Collected data
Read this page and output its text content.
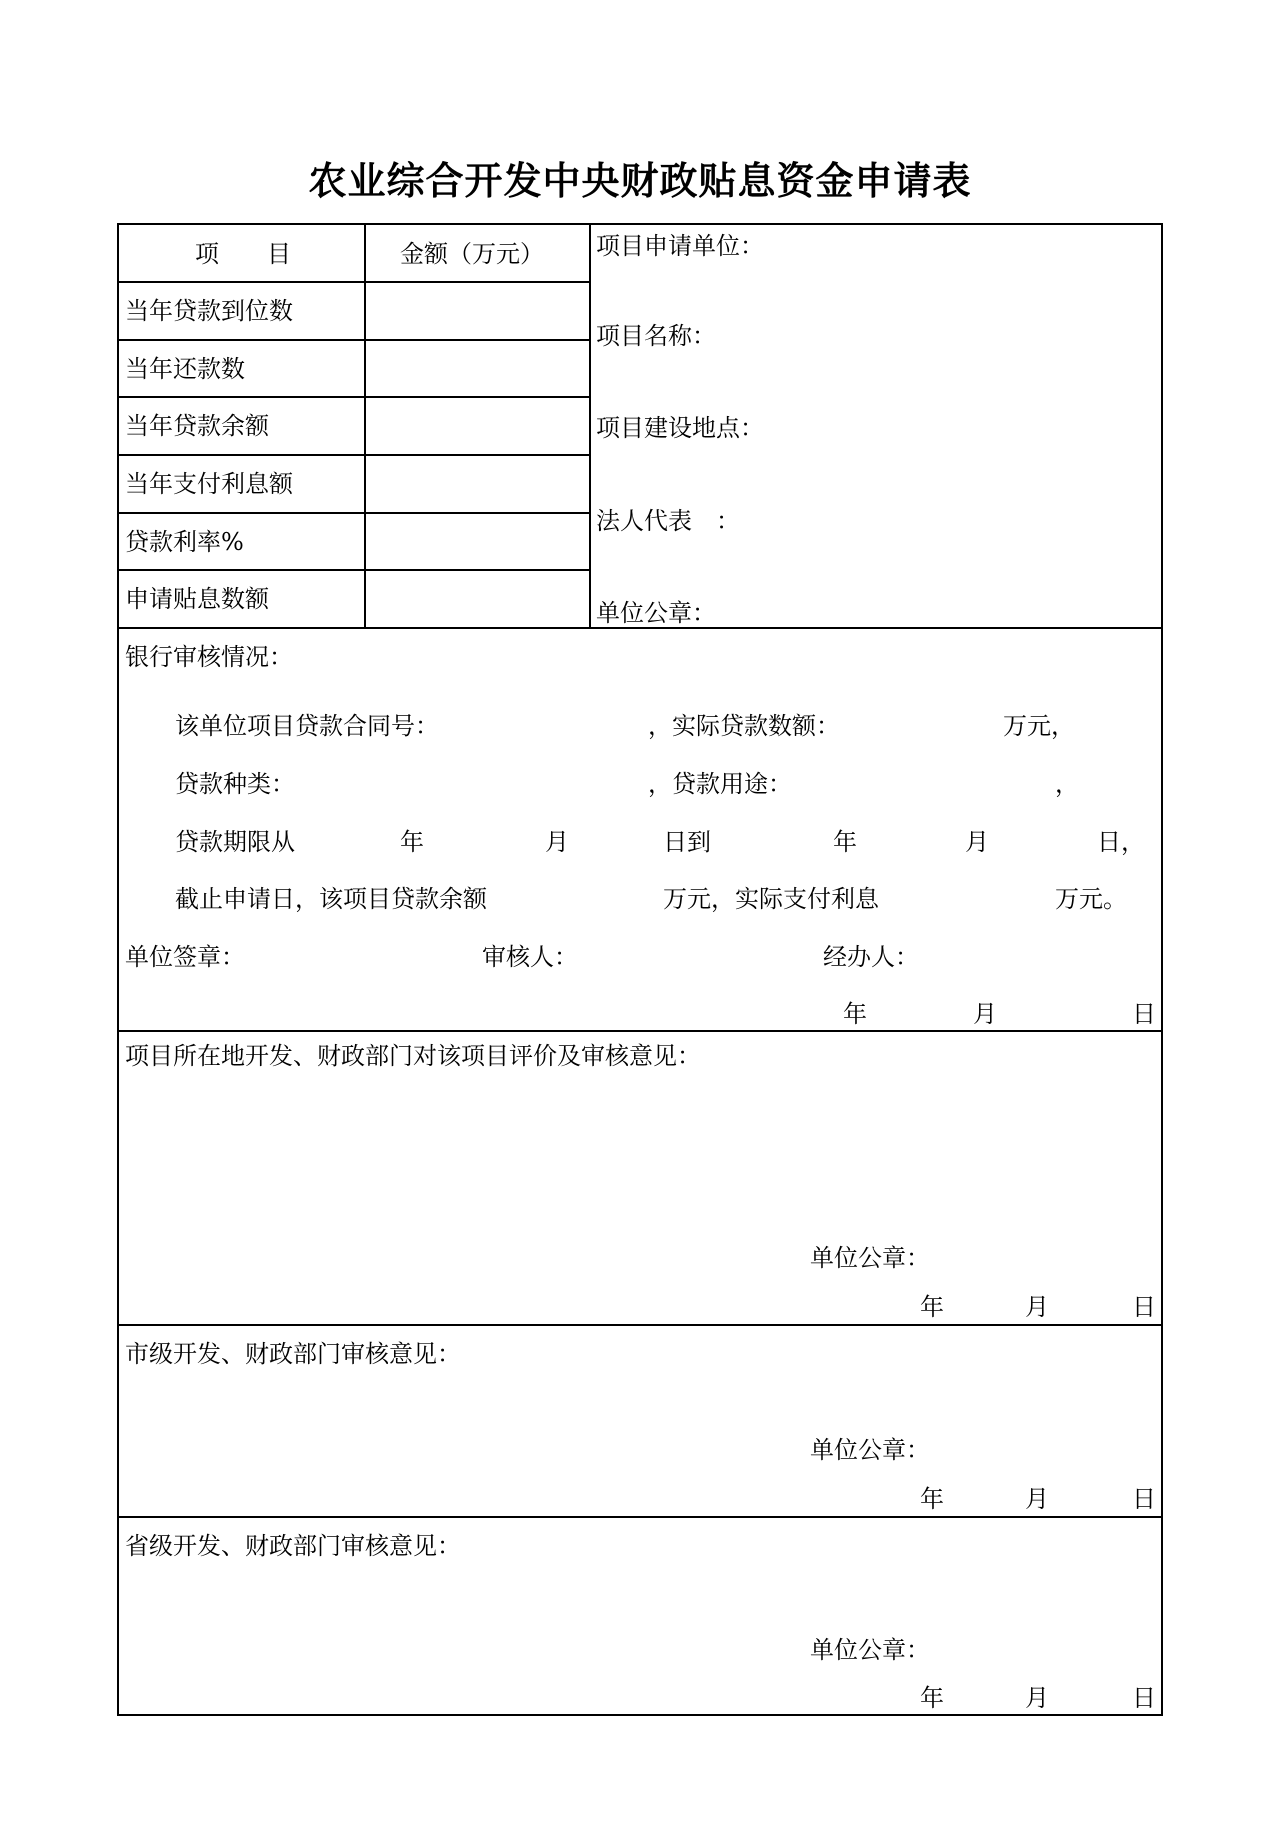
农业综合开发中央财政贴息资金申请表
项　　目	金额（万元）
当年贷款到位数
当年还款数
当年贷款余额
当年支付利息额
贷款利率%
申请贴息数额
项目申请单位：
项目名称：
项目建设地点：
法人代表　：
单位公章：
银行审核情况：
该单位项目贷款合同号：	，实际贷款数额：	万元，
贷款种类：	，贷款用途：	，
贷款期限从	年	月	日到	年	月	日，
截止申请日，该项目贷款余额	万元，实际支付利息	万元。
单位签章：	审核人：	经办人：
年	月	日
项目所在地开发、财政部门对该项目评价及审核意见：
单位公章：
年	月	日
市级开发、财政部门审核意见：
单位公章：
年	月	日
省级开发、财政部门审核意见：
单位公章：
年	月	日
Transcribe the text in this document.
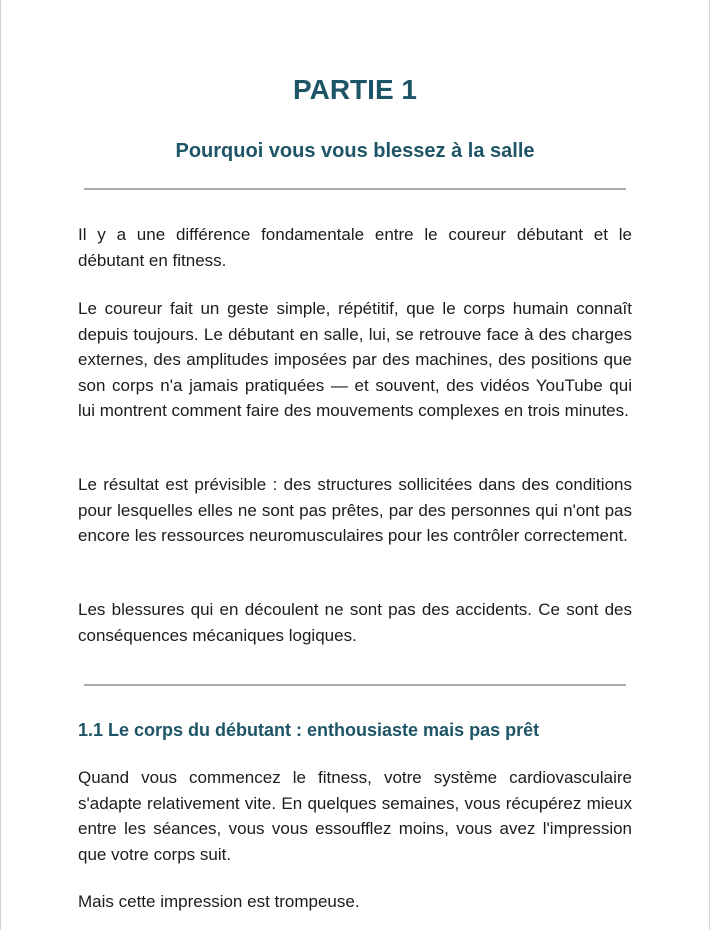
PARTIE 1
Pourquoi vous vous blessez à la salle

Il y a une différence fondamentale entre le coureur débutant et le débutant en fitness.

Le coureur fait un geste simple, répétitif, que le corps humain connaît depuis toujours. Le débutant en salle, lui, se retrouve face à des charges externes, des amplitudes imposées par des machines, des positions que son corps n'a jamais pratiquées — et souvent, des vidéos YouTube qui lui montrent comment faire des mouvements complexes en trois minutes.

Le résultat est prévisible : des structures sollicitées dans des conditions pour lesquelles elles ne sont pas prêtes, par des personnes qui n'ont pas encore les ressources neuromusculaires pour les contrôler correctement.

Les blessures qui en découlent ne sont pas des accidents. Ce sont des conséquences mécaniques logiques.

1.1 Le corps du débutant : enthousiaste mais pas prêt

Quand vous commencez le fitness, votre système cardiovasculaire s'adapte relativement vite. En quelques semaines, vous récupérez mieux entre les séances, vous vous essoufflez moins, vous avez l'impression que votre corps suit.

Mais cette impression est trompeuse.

--

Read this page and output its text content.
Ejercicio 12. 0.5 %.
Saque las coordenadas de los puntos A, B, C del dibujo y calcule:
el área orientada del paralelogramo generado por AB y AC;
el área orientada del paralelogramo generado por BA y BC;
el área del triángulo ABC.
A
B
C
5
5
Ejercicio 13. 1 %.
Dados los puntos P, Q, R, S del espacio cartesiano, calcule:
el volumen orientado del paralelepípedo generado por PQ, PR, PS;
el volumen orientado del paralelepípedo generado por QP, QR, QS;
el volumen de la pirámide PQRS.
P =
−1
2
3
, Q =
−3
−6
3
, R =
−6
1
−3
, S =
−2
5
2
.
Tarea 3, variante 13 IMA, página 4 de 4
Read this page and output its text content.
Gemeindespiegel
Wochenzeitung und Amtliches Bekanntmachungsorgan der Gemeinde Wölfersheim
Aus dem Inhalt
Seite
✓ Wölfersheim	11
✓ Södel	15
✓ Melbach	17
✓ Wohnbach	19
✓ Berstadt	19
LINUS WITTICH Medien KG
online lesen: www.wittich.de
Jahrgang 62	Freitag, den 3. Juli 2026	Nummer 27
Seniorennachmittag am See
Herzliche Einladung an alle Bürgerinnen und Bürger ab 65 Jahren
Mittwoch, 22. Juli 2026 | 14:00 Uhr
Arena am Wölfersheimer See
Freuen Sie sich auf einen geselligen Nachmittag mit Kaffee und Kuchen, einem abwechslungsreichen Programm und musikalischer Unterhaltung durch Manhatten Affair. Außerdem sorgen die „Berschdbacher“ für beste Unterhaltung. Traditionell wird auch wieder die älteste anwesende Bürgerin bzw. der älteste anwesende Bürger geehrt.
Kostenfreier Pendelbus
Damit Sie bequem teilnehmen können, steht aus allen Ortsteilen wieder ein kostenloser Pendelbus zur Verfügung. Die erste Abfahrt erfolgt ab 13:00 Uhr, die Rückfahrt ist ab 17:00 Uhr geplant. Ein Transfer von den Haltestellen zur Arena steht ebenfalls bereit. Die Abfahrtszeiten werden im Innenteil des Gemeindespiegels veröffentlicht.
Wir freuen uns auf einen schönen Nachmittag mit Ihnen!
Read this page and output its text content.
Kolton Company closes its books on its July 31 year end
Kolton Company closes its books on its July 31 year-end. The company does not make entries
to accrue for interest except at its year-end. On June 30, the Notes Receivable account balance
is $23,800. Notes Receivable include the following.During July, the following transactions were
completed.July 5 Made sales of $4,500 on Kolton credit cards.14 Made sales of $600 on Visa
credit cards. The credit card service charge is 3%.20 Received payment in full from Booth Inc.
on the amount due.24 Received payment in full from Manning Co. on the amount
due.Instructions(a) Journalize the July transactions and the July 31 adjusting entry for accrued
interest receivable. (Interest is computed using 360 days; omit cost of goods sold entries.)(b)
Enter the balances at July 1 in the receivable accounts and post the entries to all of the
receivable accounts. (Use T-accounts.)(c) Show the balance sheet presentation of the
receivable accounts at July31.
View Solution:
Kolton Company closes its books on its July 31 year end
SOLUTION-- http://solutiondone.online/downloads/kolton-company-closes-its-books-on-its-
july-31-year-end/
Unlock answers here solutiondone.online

- [Objective] Find and copy every line in the entries above where the string "paralelepípedo" occurs.

- [Written solution]
el volumen orientado del paralelepípedo generado por PQ, PR, PS;
el volumen orientado del paralelepípedo generado por QP, QR, QS;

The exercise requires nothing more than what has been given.